→ Records to use
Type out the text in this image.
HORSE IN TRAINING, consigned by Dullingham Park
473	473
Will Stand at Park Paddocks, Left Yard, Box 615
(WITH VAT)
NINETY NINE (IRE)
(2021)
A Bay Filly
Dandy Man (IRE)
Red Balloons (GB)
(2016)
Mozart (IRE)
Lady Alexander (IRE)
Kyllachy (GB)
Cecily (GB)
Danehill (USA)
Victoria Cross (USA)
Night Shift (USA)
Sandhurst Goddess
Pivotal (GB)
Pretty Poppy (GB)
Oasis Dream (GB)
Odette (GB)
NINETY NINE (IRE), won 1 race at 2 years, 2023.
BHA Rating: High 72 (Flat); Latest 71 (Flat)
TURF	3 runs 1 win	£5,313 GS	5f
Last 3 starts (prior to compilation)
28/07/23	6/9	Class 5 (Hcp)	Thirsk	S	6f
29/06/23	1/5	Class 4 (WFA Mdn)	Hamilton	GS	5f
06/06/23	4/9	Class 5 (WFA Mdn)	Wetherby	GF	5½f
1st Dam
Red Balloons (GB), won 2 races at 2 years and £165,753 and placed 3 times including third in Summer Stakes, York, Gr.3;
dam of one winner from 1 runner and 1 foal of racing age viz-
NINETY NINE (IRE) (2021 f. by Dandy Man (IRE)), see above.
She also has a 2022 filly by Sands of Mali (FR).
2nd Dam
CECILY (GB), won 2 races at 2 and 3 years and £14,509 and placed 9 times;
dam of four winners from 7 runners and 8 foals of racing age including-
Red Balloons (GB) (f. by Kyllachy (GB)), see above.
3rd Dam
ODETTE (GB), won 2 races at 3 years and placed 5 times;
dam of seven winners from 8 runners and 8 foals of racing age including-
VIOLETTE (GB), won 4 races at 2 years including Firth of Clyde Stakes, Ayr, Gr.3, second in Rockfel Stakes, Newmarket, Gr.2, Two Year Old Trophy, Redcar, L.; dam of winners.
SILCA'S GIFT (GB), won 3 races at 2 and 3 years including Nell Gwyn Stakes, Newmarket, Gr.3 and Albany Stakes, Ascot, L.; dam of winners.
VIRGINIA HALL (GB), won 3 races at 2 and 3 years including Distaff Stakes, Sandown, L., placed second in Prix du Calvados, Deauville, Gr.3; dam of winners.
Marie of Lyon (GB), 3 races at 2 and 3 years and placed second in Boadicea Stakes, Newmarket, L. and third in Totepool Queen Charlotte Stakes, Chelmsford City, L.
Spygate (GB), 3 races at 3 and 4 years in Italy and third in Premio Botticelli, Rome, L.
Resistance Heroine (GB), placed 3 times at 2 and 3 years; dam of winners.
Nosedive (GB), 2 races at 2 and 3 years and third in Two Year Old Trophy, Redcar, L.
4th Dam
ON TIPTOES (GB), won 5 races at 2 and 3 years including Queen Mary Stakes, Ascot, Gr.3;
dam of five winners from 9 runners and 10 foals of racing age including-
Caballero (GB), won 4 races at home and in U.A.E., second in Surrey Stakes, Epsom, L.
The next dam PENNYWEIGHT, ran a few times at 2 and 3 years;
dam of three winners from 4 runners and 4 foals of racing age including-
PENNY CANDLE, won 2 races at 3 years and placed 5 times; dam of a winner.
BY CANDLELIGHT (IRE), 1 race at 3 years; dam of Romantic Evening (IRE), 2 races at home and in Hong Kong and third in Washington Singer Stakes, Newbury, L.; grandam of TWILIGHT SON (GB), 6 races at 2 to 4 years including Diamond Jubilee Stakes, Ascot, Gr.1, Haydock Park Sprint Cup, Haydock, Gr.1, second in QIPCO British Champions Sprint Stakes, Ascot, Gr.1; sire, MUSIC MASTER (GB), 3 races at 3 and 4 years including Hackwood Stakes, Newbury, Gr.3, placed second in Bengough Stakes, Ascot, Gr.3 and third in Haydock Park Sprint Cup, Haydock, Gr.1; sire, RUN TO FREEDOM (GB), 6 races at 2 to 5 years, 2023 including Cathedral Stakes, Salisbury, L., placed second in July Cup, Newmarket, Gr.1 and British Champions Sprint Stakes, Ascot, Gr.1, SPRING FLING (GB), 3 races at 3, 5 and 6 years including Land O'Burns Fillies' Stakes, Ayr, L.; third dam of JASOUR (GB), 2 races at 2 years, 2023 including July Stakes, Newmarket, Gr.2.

→ Problem to work on
Gather up the lines containing the word "Kyllachy" from these records and copy them.

→ Response to the exercise
Kyllachy (GB)
Red Balloons (GB) (f. by Kyllachy (GB)), see above.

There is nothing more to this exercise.